Task instructions ::
Each line that holds the word "bias" should be returned.

Data to use ::

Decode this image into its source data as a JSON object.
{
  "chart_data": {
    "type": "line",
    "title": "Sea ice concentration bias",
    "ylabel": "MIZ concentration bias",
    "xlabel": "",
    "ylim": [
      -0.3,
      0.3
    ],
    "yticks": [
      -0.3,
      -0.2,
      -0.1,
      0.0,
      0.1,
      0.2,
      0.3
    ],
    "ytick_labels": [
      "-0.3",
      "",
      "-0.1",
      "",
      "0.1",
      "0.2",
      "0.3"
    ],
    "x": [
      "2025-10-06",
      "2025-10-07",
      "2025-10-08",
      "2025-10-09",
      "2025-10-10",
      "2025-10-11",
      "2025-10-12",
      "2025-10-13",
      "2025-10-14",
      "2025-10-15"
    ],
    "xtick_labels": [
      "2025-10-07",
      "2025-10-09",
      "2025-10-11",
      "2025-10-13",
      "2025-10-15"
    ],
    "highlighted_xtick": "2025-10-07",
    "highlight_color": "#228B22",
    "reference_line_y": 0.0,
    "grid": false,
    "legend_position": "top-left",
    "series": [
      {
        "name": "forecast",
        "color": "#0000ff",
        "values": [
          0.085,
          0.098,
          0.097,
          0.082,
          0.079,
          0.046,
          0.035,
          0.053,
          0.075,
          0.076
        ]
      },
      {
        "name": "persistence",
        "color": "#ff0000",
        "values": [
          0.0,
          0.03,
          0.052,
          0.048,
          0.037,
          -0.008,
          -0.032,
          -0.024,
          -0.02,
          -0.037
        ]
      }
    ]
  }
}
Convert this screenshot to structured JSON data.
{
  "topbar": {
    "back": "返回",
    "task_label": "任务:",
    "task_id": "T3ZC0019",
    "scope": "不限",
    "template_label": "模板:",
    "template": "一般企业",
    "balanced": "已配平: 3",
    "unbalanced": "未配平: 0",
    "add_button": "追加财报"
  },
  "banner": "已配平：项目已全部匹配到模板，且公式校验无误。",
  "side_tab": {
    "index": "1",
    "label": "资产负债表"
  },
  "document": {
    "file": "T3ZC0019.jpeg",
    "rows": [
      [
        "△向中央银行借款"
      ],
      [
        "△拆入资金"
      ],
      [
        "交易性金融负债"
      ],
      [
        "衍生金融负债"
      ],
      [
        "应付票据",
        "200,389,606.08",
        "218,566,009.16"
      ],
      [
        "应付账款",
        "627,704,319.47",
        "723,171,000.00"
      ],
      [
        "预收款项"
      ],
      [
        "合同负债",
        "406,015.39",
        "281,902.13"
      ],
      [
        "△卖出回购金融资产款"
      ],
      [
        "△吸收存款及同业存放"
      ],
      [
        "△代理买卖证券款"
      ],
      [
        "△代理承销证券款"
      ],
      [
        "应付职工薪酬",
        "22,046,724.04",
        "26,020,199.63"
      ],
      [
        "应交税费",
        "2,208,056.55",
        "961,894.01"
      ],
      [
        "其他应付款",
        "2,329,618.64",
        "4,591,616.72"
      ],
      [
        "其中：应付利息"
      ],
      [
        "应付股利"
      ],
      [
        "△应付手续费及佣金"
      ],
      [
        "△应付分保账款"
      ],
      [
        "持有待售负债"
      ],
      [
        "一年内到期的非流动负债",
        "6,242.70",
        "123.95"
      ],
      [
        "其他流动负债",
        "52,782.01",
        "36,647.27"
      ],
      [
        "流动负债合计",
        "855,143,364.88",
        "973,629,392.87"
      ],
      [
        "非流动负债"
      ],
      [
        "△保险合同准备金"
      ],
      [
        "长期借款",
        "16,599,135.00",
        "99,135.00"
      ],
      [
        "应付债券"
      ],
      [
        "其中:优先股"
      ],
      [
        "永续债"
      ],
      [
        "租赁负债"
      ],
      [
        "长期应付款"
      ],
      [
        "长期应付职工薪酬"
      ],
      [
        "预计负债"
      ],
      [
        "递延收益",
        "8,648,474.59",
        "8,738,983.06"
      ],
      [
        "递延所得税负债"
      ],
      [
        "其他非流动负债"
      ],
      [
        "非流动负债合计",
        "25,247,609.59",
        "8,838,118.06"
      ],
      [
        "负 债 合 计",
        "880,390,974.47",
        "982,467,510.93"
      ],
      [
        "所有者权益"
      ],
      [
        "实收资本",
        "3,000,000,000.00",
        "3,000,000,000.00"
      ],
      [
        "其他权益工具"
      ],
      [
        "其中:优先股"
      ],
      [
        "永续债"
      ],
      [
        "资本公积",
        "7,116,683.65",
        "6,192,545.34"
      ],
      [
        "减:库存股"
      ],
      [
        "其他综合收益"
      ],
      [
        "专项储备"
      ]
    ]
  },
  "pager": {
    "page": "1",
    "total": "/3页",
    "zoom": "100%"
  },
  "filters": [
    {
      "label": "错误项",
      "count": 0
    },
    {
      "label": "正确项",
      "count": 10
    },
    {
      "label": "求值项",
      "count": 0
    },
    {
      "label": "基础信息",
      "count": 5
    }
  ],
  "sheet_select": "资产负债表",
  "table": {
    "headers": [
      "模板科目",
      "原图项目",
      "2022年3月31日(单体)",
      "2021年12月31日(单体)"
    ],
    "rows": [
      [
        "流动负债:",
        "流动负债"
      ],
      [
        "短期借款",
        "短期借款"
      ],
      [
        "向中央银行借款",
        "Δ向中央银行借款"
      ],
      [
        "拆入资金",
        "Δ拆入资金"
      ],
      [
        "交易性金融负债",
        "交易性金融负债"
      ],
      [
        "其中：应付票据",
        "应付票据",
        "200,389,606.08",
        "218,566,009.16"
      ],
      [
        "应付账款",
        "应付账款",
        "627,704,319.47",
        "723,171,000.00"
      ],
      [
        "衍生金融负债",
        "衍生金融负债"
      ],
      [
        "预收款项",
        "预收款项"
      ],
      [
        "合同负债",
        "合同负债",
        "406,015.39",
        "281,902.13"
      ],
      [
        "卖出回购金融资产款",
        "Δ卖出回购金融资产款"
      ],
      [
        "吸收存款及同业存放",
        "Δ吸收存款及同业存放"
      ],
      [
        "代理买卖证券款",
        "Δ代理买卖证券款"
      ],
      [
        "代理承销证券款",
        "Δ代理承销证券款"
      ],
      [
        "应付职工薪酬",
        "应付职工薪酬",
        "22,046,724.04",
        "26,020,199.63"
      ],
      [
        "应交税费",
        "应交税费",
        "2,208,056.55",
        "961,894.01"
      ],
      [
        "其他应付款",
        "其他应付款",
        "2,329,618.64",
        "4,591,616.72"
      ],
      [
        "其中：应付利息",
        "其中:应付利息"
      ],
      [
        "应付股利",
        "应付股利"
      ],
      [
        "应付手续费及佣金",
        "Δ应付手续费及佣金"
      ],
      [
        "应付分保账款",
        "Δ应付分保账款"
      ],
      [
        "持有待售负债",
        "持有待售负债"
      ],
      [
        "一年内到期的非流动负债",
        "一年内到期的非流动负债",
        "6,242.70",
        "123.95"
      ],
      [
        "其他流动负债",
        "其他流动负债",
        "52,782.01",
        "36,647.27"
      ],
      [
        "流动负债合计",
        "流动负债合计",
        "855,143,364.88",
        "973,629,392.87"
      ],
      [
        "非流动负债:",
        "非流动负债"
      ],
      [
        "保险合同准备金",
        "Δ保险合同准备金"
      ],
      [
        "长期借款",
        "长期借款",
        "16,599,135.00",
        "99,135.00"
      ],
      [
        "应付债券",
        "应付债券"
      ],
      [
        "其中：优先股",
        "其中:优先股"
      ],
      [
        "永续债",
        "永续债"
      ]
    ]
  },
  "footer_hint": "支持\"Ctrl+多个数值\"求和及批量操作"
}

Full answer ::
    "title": "Sea ice concentration bias",
    "ylabel": "MIZ concentration bias",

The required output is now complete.